What you need to do:
Write the material out again exactly as it stands.

---- Available records

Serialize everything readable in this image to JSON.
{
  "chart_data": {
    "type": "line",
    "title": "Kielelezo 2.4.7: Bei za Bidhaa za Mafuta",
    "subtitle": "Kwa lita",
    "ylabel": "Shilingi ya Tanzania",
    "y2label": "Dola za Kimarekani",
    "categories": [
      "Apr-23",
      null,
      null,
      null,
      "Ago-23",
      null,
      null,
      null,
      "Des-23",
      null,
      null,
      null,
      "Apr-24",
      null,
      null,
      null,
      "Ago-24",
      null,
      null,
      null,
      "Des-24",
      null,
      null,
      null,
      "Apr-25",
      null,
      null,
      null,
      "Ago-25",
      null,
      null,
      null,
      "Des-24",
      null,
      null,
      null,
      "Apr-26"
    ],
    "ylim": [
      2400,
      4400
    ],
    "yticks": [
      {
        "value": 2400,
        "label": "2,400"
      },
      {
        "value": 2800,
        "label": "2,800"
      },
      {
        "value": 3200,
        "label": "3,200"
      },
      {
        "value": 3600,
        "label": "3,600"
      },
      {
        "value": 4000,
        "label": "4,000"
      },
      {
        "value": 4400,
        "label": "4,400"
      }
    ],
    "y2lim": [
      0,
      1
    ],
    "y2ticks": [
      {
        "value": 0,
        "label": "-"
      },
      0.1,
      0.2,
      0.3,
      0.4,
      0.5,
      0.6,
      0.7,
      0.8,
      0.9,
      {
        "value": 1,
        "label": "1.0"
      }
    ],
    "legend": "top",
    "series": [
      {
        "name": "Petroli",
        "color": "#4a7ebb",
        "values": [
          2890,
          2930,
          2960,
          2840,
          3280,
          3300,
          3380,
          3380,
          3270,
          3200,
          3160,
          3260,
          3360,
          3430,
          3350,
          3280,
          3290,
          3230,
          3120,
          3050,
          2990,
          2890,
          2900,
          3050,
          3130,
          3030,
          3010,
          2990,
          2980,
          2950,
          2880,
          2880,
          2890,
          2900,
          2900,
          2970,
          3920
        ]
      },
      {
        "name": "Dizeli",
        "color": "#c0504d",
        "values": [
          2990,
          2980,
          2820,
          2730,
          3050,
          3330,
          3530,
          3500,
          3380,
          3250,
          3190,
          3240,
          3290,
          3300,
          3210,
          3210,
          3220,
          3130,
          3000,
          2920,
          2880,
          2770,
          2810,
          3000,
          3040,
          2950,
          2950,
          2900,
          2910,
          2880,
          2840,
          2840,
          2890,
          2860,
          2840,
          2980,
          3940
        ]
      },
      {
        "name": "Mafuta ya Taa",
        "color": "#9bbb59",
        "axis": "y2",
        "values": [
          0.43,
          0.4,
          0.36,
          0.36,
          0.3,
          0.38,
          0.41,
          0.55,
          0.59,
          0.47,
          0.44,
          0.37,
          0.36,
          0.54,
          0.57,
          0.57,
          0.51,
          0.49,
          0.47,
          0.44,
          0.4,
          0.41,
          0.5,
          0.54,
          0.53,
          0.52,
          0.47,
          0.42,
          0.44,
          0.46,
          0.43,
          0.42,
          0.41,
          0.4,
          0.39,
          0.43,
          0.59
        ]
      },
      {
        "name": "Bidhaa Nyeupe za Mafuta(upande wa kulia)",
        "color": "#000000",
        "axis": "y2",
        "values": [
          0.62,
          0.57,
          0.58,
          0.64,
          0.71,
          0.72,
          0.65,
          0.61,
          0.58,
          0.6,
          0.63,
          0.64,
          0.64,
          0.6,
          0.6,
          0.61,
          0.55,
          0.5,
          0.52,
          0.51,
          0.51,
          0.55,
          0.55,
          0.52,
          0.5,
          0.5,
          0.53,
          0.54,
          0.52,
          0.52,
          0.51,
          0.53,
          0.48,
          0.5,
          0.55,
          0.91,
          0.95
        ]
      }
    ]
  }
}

--------

Output of the task:
Serialize everything readable in this image to JSON.
{
  "chart_data": {
    "type": "line",
    "title": "Kielelezo 2.4.7: Bei za Bidhaa za Mafuta",
    "subtitle": "Kwa lita",
    "ylabel": "Shilingi ya Tanzania",
    "y2label": "Dola za Kimarekani",
    "categories": [
      "Apr-23",
      null,
      null,
      null,
      "Ago-23",
      null,
      null,
      null,
      "Des-23",
      null,
      null,
      null,
      "Apr-24",
      null,
      null,
      null,
      "Ago-24",
      null,
      null,
      null,
      "Des-24",
      null,
      null,
      null,
      "Apr-25",
      null,
      null,
      null,
      "Ago-25",
      null,
      null,
      null,
      "Des-24",
      null,
      null,
      null,
      "Apr-26"
    ],
    "ylim": [
      2400,
      4400
    ],
    "yticks": [
      {
        "value": 2400,
        "label": "2,400"
      },
      {
        "value": 2800,
        "label": "2,800"
      },
      {
        "value": 3200,
        "label": "3,200"
      },
      {
        "value": 3600,
        "label": "3,600"
      },
      {
        "value": 4000,
        "label": "4,000"
      },
      {
        "value": 4400,
        "label": "4,400"
      }
    ],
    "y2lim": [
      0,
      1
    ],
    "y2ticks": [
      {
        "value": 0,
        "label": "-"
      },
      0.1,
      0.2,
      0.3,
      0.4,
      0.5,
      0.6,
      0.7,
      0.8,
      0.9,
      {
        "value": 1,
        "label": "1.0"
      }
    ],
    "legend": "top",
    "series": [
      {
        "name": "Petroli",
        "color": "#4a7ebb",
        "values": [
          2890,
          2930,
          2960,
          2840,
          3280,
          3300,
          3380,
          3380,
          3270,
          3200,
          3160,
          3260,
          3360,
          3430,
          3350,
          3280,
          3290,
          3230,
          3120,
          3050,
          2990,
          2890,
          2900,
          3050,
          3130,
          3030,
          3010,
          2990,
          2980,
          2950,
          2880,
          2880,
          2890,
          2900,
          2900,
          2970,
          3920
        ]
      },
      {
        "name": "Dizeli",
        "color": "#c0504d",
        "values": [
          2990,
          2980,
          2820,
          2730,
          3050,
          3330,
          3530,
          3500,
          3380,
          3250,
          3190,
          3240,
          3290,
          3300,
          3210,
          3210,
          3220,
          3130,
          3000,
          2920,
          2880,
          2770,
          2810,
          3000,
          3040,
          2950,
          2950,
          2900,
          2910,
          2880,
          2840,
          2840,
          2890,
          2860,
          2840,
          2980,
          3940
        ]
      },
      {
        "name": "Mafuta ya Taa",
        "color": "#9bbb59",
        "axis": "y2",
        "values": [
          0.43,
          0.4,
          0.36,
          0.36,
          0.3,
          0.38,
          0.41,
          0.55,
          0.59,
          0.47,
          0.44,
          0.37,
          0.36,
          0.54,
          0.57,
          0.57,
          0.51,
          0.49,
          0.47,
          0.44,
          0.4,
          0.41,
          0.5,
          0.54,
          0.53,
          0.52,
          0.47,
          0.42,
          0.44,
          0.46,
          0.43,
          0.42,
          0.41,
          0.4,
          0.39,
          0.43,
          0.59
        ]
      },
      {
        "name": "Bidhaa Nyeupe za Mafuta(upande wa kulia)",
        "color": "#000000",
        "axis": "y2",
        "values": [
          0.62,
          0.57,
          0.58,
          0.64,
          0.71,
          0.72,
          0.65,
          0.61,
          0.58,
          0.6,
          0.63,
          0.64,
          0.64,
          0.6,
          0.6,
          0.61,
          0.55,
          0.5,
          0.52,
          0.51,
          0.51,
          0.55,
          0.55,
          0.52,
          0.5,
          0.5,
          0.53,
          0.54,
          0.52,
          0.52,
          0.51,
          0.53,
          0.48,
          0.5,
          0.55,
          0.91,
          0.95
        ]
      }
    ]
  }
}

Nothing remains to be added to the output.